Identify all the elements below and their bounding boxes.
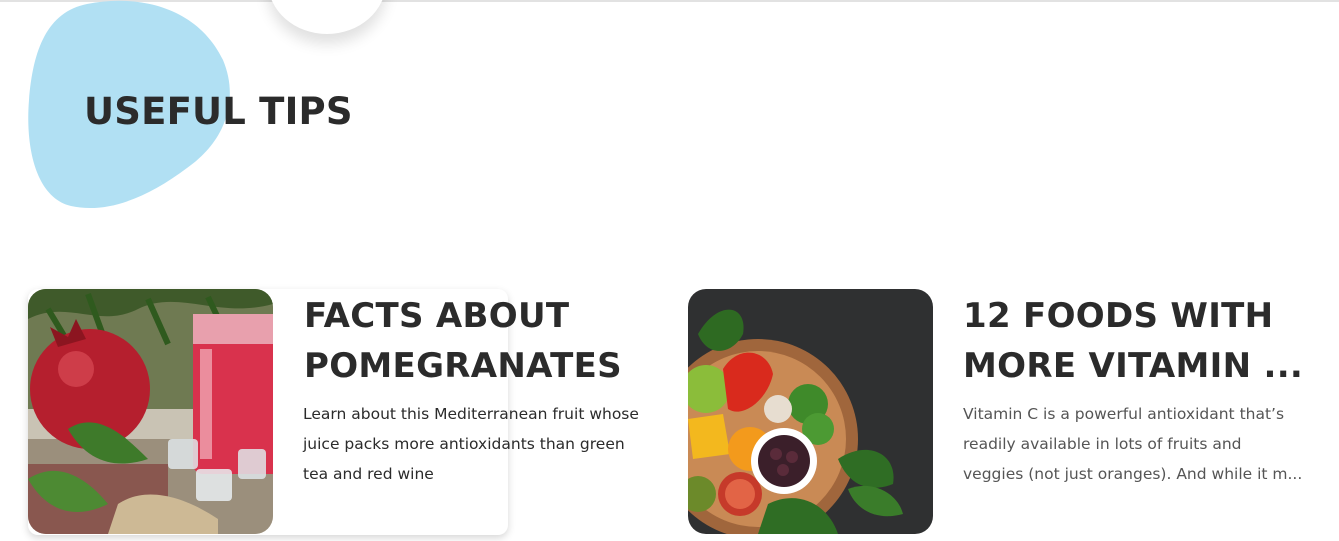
card-title-line2[interactable]: MORE VITAMIN ... — [963, 341, 1303, 391]
card-title-line2[interactable]: POMEGRANATES — [304, 341, 622, 391]
card-description-line3: tea and red wine — [303, 465, 434, 483]
section-title: USEFUL TIPS — [84, 90, 353, 133]
card-description-line2: juice packs more antioxidants than green — [303, 435, 625, 453]
pomegranate-thumbnail[interactable] — [28, 289, 273, 534]
card-description-line2: readily available in lots of fruits and — [963, 435, 1242, 453]
card-description-line1: Vitamin C is a powerful antioxidant that… — [963, 405, 1285, 423]
header-decoration — [268, 0, 386, 34]
vitamin-foods-thumbnail[interactable] — [688, 289, 933, 534]
card-description-line1: Learn about this Mediterranean fruit who… — [303, 405, 639, 423]
card-title-line1[interactable]: 12 FOODS WITH — [963, 291, 1273, 341]
card-title-line1[interactable]: FACTS ABOUT — [304, 291, 569, 341]
card-description-line3: veggies (not just oranges). And while it… — [963, 465, 1303, 483]
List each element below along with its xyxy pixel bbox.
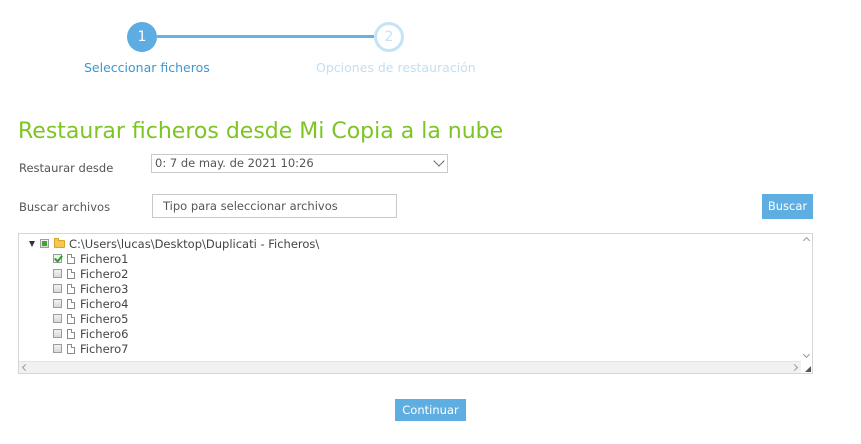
search-files-label: Buscar archivos bbox=[19, 200, 111, 214]
tree-item[interactable]: Fichero3 bbox=[53, 281, 129, 296]
scroll-left-icon[interactable] bbox=[21, 363, 30, 372]
item-label[interactable]: Fichero2 bbox=[80, 267, 129, 281]
item-label[interactable]: Fichero7 bbox=[80, 342, 129, 356]
restore-from-label: Restaurar desde bbox=[19, 161, 114, 175]
item-label[interactable]: Fichero5 bbox=[80, 312, 129, 326]
root-checkbox[interactable] bbox=[40, 239, 49, 248]
tree-item[interactable]: Fichero4 bbox=[53, 296, 129, 311]
item-checkbox[interactable] bbox=[53, 269, 62, 278]
tree-item[interactable]: Fichero1 bbox=[53, 251, 129, 266]
file-icon bbox=[67, 253, 75, 264]
file-icon bbox=[67, 268, 75, 279]
step-2-label[interactable]: Opciones de restauración bbox=[316, 60, 476, 75]
restore-from-selected-value: 0: 7 de may. de 2021 10:26 bbox=[155, 156, 314, 170]
item-checkbox[interactable] bbox=[53, 284, 62, 293]
item-checkbox[interactable] bbox=[53, 299, 62, 308]
folder-icon bbox=[54, 237, 65, 248]
file-icon bbox=[67, 313, 75, 324]
item-checkbox[interactable] bbox=[53, 254, 62, 263]
item-checkbox[interactable] bbox=[53, 314, 62, 323]
file-icon bbox=[67, 298, 75, 309]
chevron-down-icon bbox=[433, 155, 445, 167]
scroll-up-icon[interactable] bbox=[802, 236, 811, 245]
file-icon bbox=[67, 343, 75, 354]
item-label[interactable]: Fichero1 bbox=[80, 252, 129, 266]
item-label[interactable]: Fichero4 bbox=[80, 297, 129, 311]
step-2-circle[interactable]: 2 bbox=[374, 22, 404, 52]
step-1-label[interactable]: Seleccionar ficheros bbox=[84, 60, 210, 75]
search-button[interactable]: Buscar bbox=[762, 194, 813, 219]
root-path-label[interactable]: C:\Users\lucas\Desktop\Duplicati - Fiche… bbox=[69, 237, 319, 251]
tree-root-node[interactable]: C:\Users\lucas\Desktop\Duplicati - Fiche… bbox=[29, 236, 319, 251]
continue-button[interactable]: Continuar bbox=[395, 399, 466, 421]
scroll-right-icon[interactable] bbox=[790, 363, 799, 372]
tree-item[interactable]: Fichero5 bbox=[53, 311, 129, 326]
step-connector-line bbox=[157, 35, 374, 38]
tree-item[interactable]: Fichero6 bbox=[53, 326, 129, 341]
item-label[interactable]: Fichero3 bbox=[80, 282, 129, 296]
file-icon bbox=[67, 328, 75, 339]
item-checkbox[interactable] bbox=[53, 329, 62, 338]
tree-item[interactable]: Fichero7 bbox=[53, 341, 129, 356]
item-label[interactable]: Fichero6 bbox=[80, 327, 129, 341]
page-title: Restaurar ficheros desde Mi Copia a la n… bbox=[18, 119, 504, 144]
tree-item[interactable]: Fichero2 bbox=[53, 266, 129, 281]
resize-grip-icon[interactable] bbox=[805, 366, 811, 372]
file-tree[interactable]: C:\Users\lucas\Desktop\Duplicati - Fiche… bbox=[18, 233, 813, 374]
restore-from-select[interactable]: 0: 7 de may. de 2021 10:26 bbox=[151, 154, 448, 173]
vertical-scrollbar[interactable] bbox=[801, 234, 812, 361]
step-1-circle[interactable]: 1 bbox=[127, 22, 157, 52]
wizard-stepper: 1 2 Seleccionar ficheros Opciones de res… bbox=[0, 0, 861, 90]
file-icon bbox=[67, 283, 75, 294]
search-input[interactable] bbox=[152, 194, 397, 218]
scroll-down-icon[interactable] bbox=[802, 350, 811, 359]
item-checkbox[interactable] bbox=[53, 344, 62, 353]
expand-caret-icon[interactable] bbox=[29, 240, 35, 247]
horizontal-scrollbar[interactable] bbox=[19, 361, 801, 373]
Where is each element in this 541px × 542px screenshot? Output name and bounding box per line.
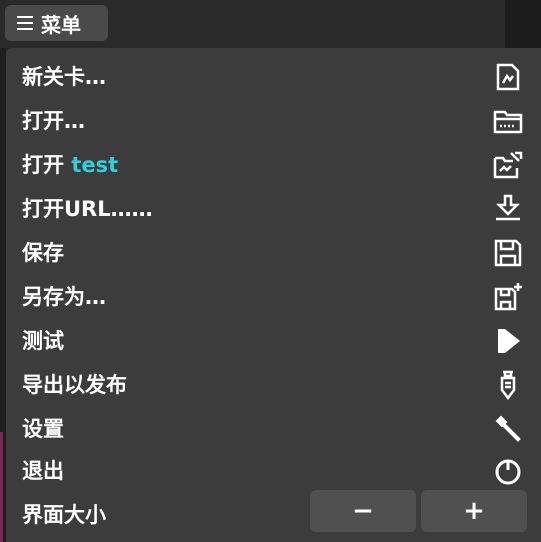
new-file-icon: [493, 62, 523, 92]
menu-item-label: 新关卡…: [22, 65, 106, 89]
save-as-icon: [493, 282, 523, 312]
recent-file-name: test: [71, 153, 119, 177]
top-bar: 菜单: [0, 0, 541, 48]
play-icon: [493, 326, 523, 356]
menu-item-label: 打开 test: [22, 153, 119, 177]
menu-item-label: 导出以发布: [22, 373, 127, 397]
wrench-icon: [493, 414, 523, 444]
ui-scale-increase-button[interactable]: +: [421, 490, 527, 532]
menu-item-label: 打开…: [22, 109, 85, 133]
menu-item-label: 测试: [22, 329, 64, 353]
ui-scale-label: 界面大小: [22, 503, 106, 527]
export-icon: [493, 370, 523, 400]
menu-button-label: 菜单: [41, 12, 81, 37]
hamburger-icon: [17, 16, 33, 30]
menu-item-open-recent[interactable]: 打开 test: [6, 143, 541, 187]
menu-button[interactable]: 菜单: [5, 5, 108, 41]
menu-item-open[interactable]: 打开…: [6, 99, 541, 143]
ui-scale-decrease-button[interactable]: −: [310, 490, 416, 532]
menu-item-open-url[interactable]: 打开URL……: [6, 187, 541, 231]
menu-item-test[interactable]: 测试: [6, 319, 541, 363]
menu-item-save[interactable]: 保存: [6, 231, 541, 275]
menu-item-save-as[interactable]: 另存为…: [6, 275, 541, 319]
download-icon: [493, 194, 523, 224]
save-icon: [493, 238, 523, 268]
menu-item-export[interactable]: 导出以发布: [6, 363, 541, 407]
menu-item-new-level[interactable]: 新关卡…: [6, 55, 541, 99]
top-bar-right-area: [505, 0, 541, 48]
menu-item-quit[interactable]: 退出: [6, 449, 541, 493]
menu-item-label: 打开URL……: [22, 197, 153, 221]
menu-item-settings[interactable]: 设置: [6, 407, 541, 451]
menu-item-label: 退出: [22, 459, 64, 483]
open-recent-icon: [493, 150, 523, 180]
menu-item-label: 保存: [22, 241, 64, 265]
power-icon: [493, 456, 523, 486]
folder-icon: [493, 106, 523, 136]
menu-item-label: 另存为…: [22, 285, 106, 309]
menu-item-label: 设置: [22, 417, 64, 441]
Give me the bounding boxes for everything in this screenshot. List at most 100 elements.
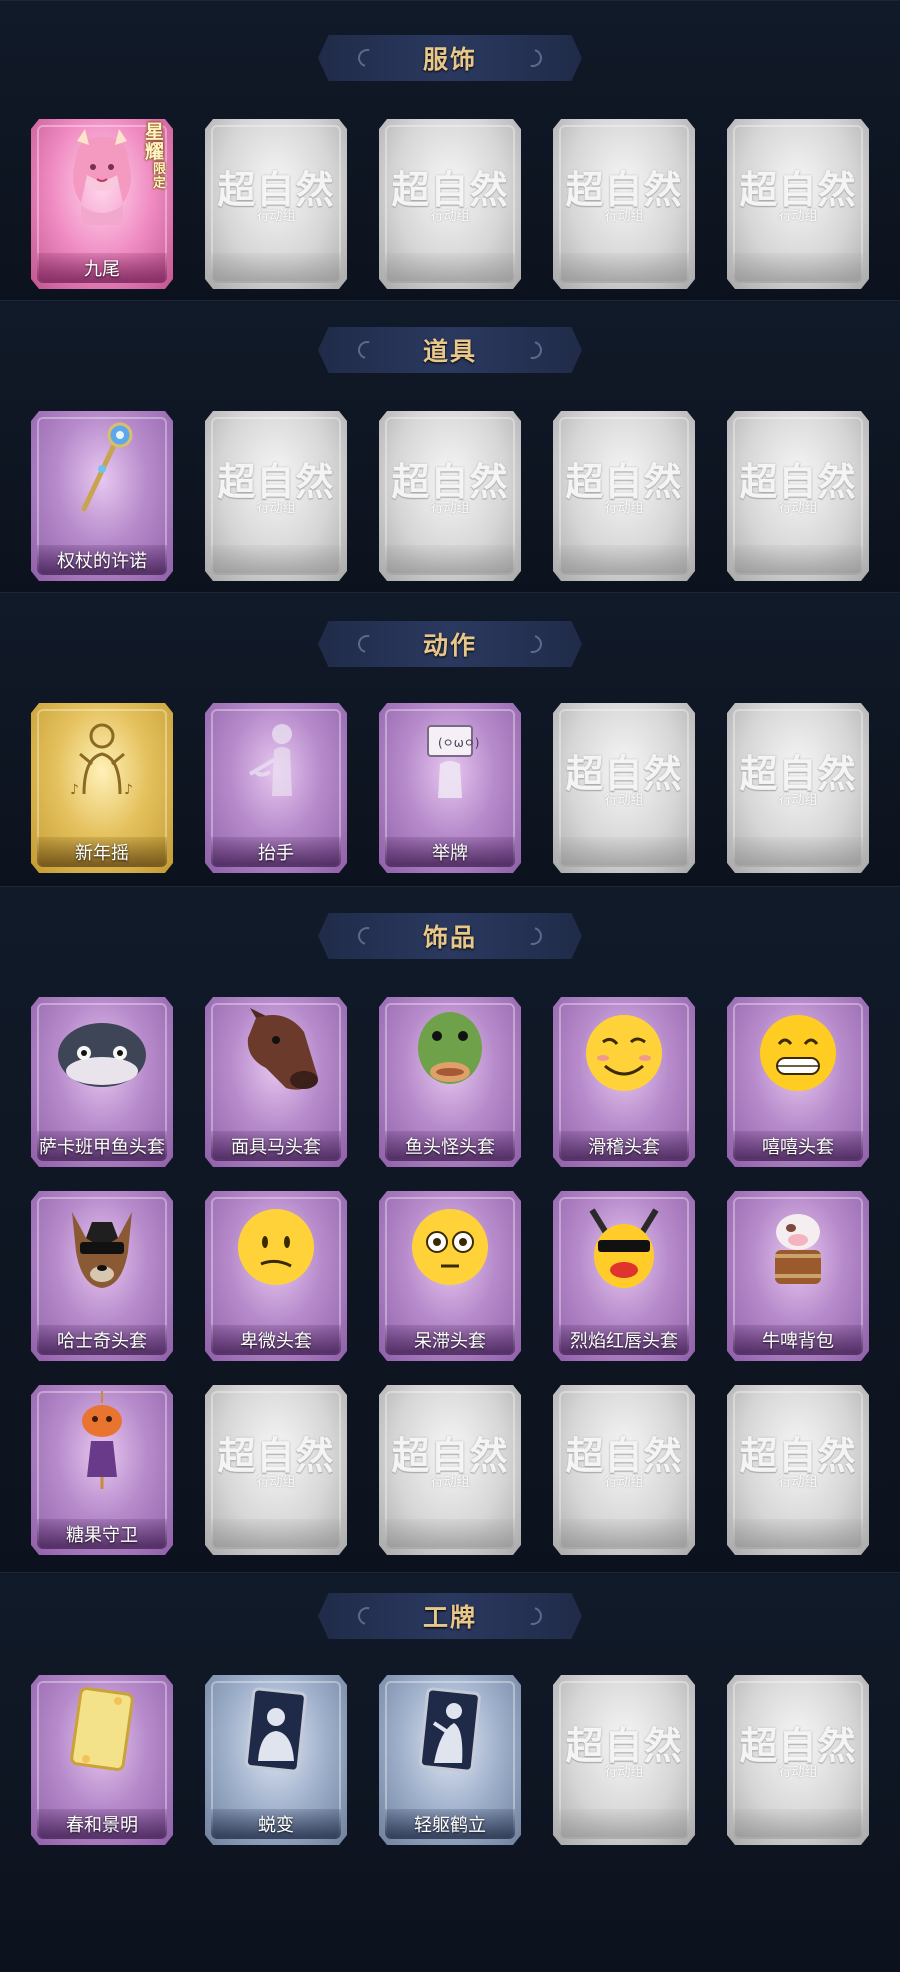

◆ ◆ ◆ ◆ ◆ ◆ ◆

## PROBLEM DETAILS
Rewrite the lines above with every "bounding boxes" changed to "box coordinates" and everything else left unchanged. Omit the pictures from your answer.

## EXERCISE RESULT
Identify all the elements below and their box coordinates.
card-title-line2[interactable]: MORE VITAMIN ... — [963, 341, 1303, 391]
card-title-line2[interactable]: POMEGRANATES — [304, 341, 622, 391]
card-description-line3: tea and red wine — [303, 465, 434, 483]
section-title: USEFUL TIPS — [84, 90, 353, 133]
card-description-line2: juice packs more antioxidants than green — [303, 435, 625, 453]
pomegranate-thumbnail[interactable] — [28, 289, 273, 534]
card-description-line2: readily available in lots of fruits and — [963, 435, 1242, 453]
card-description-line1: Vitamin C is a powerful antioxidant that… — [963, 405, 1285, 423]
header-decoration — [268, 0, 386, 34]
vitamin-foods-thumbnail[interactable] — [688, 289, 933, 534]
card-description-line1: Learn about this Mediterranean fruit who… — [303, 405, 639, 423]
card-title-line1[interactable]: 12 FOODS WITH — [963, 291, 1273, 341]
card-title-line1[interactable]: FACTS ABOUT — [304, 291, 569, 341]
card-description-line3: veggies (not just oranges). And while it… — [963, 465, 1303, 483]
List each element below along with its xyxy pixel bbox.
search-files-label: Buscar archivos bbox=[19, 200, 111, 214]
tree-item[interactable]: Fichero3 bbox=[53, 281, 129, 296]
scroll-left-icon[interactable] bbox=[21, 363, 30, 372]
item-label[interactable]: Fichero2 bbox=[80, 267, 129, 281]
item-label[interactable]: Fichero7 bbox=[80, 342, 129, 356]
restore-from-label: Restaurar desde bbox=[19, 161, 114, 175]
item-label[interactable]: Fichero5 bbox=[80, 312, 129, 326]
root-checkbox[interactable] bbox=[40, 239, 49, 248]
tree-item[interactable]: Fichero4 bbox=[53, 296, 129, 311]
item-checkbox[interactable] bbox=[53, 269, 62, 278]
tree-item[interactable]: Fichero1 bbox=[53, 251, 129, 266]
file-icon bbox=[67, 253, 75, 264]
file-icon bbox=[67, 268, 75, 279]
step-2-label[interactable]: Opciones de restauración bbox=[316, 60, 476, 75]
restore-from-selected-value: 0: 7 de may. de 2021 10:26 bbox=[155, 156, 314, 170]
item-checkbox[interactable] bbox=[53, 284, 62, 293]
item-checkbox[interactable] bbox=[53, 299, 62, 308]
folder-icon bbox=[54, 237, 65, 248]
file-icon bbox=[67, 313, 75, 324]
item-checkbox[interactable] bbox=[53, 254, 62, 263]
item-checkbox[interactable] bbox=[53, 314, 62, 323]
file-icon bbox=[67, 298, 75, 309]
chevron-down-icon bbox=[433, 155, 445, 167]
scroll-up-icon[interactable] bbox=[802, 236, 811, 245]
file-icon bbox=[67, 343, 75, 354]
item-label[interactable]: Fichero1 bbox=[80, 252, 129, 266]
item-label[interactable]: Fichero4 bbox=[80, 297, 129, 311]
step-2-circle[interactable]: 2 bbox=[374, 22, 404, 52]
step-1-label[interactable]: Seleccionar ficheros bbox=[84, 60, 210, 75]
search-button[interactable]: Buscar bbox=[762, 194, 813, 219]
root-path-label[interactable]: C:\Users\lucas\Desktop\Duplicati - Fiche… bbox=[69, 237, 319, 251]
tree-root-node[interactable]: C:\Users\lucas\Desktop\Duplicati - Fiche… bbox=[29, 236, 319, 251]
continue-button[interactable]: Continuar bbox=[395, 399, 466, 421]
scroll-right-icon[interactable] bbox=[790, 363, 799, 372]
tree-item[interactable]: Fichero5 bbox=[53, 311, 129, 326]
step-connector-line bbox=[157, 35, 374, 38]
tree-item[interactable]: Fichero6 bbox=[53, 326, 129, 341]
item-label[interactable]: Fichero3 bbox=[80, 282, 129, 296]
file-icon bbox=[67, 328, 75, 339]
item-checkbox[interactable] bbox=[53, 329, 62, 338]
tree-item[interactable]: Fichero7 bbox=[53, 341, 129, 356]
item-label[interactable]: Fichero6 bbox=[80, 327, 129, 341]
page-title: Restaurar ficheros desde Mi Copia a la n… bbox=[18, 119, 504, 144]
tree-item[interactable]: Fichero2 bbox=[53, 266, 129, 281]
resize-grip-icon[interactable] bbox=[805, 366, 811, 372]
file-tree[interactable]: C:\Users\lucas\Desktop\Duplicati - Fiche… bbox=[18, 233, 813, 374]
restore-from-select[interactable]: 0: 7 de may. de 2021 10:26 bbox=[151, 154, 448, 173]
vertical-scrollbar[interactable] bbox=[801, 234, 812, 361]
step-1-circle[interactable]: 1 bbox=[127, 22, 157, 52]
wizard-stepper: 1 2 Seleccionar ficheros Opciones de res… bbox=[0, 0, 861, 90]
file-icon bbox=[67, 283, 75, 294]
search-input[interactable] bbox=[152, 194, 397, 218]
scroll-down-icon[interactable] bbox=[802, 350, 811, 359]
item-checkbox[interactable] bbox=[53, 344, 62, 353]
expand-caret-icon[interactable] bbox=[29, 240, 35, 247]
horizontal-scrollbar[interactable] bbox=[19, 361, 801, 373]
Where is each element in this 541px × 542px screenshot? Output name and bounding box per line.
new-file-icon: [493, 62, 523, 92]
menu-item-label: 新关卡…: [22, 65, 106, 89]
save-as-icon: [493, 282, 523, 312]
recent-file-name: test: [71, 153, 119, 177]
top-bar: 菜单: [0, 0, 541, 48]
play-icon: [493, 326, 523, 356]
menu-item-label: 打开 test: [22, 153, 119, 177]
menu-item-label: 导出以发布: [22, 373, 127, 397]
wrench-icon: [493, 414, 523, 444]
ui-scale-increase-button[interactable]: +: [421, 490, 527, 532]
menu-item-label: 打开…: [22, 109, 85, 133]
menu-item-label: 测试: [22, 329, 64, 353]
ui-scale-label: 界面大小: [22, 503, 106, 527]
export-icon: [493, 370, 523, 400]
menu-button-label: 菜单: [41, 12, 81, 37]
hamburger-icon: [17, 16, 33, 30]
menu-item-open-recent[interactable]: 打开 test: [6, 143, 541, 187]
menu-button[interactable]: 菜单: [5, 5, 108, 41]
menu-item-open[interactable]: 打开…: [6, 99, 541, 143]
ui-scale-decrease-button[interactable]: −: [310, 490, 416, 532]
menu-item-open-url[interactable]: 打开URL……: [6, 187, 541, 231]
menu-item-test[interactable]: 测试: [6, 319, 541, 363]
menu-item-save[interactable]: 保存: [6, 231, 541, 275]
menu-item-save-as[interactable]: 另存为…: [6, 275, 541, 319]
download-icon: [493, 194, 523, 224]
save-icon: [493, 238, 523, 268]
menu-item-export[interactable]: 导出以发布: [6, 363, 541, 407]
menu-item-new-level[interactable]: 新关卡…: [6, 55, 541, 99]
top-bar-right-area: [505, 0, 541, 48]
menu-item-quit[interactable]: 退出: [6, 449, 541, 493]
menu-item-label: 打开URL……: [22, 197, 153, 221]
menu-item-settings[interactable]: 设置: [6, 407, 541, 451]
menu-item-label: 退出: [22, 459, 64, 483]
open-recent-icon: [493, 150, 523, 180]
menu-item-label: 保存: [22, 241, 64, 265]
power-icon: [493, 456, 523, 486]
folder-icon: [493, 106, 523, 136]
menu-item-label: 另存为…: [22, 285, 106, 309]
menu-item-label: 设置: [22, 417, 64, 441]
Give me the box coordinates for everything in this screenshot. List at most 100 elements.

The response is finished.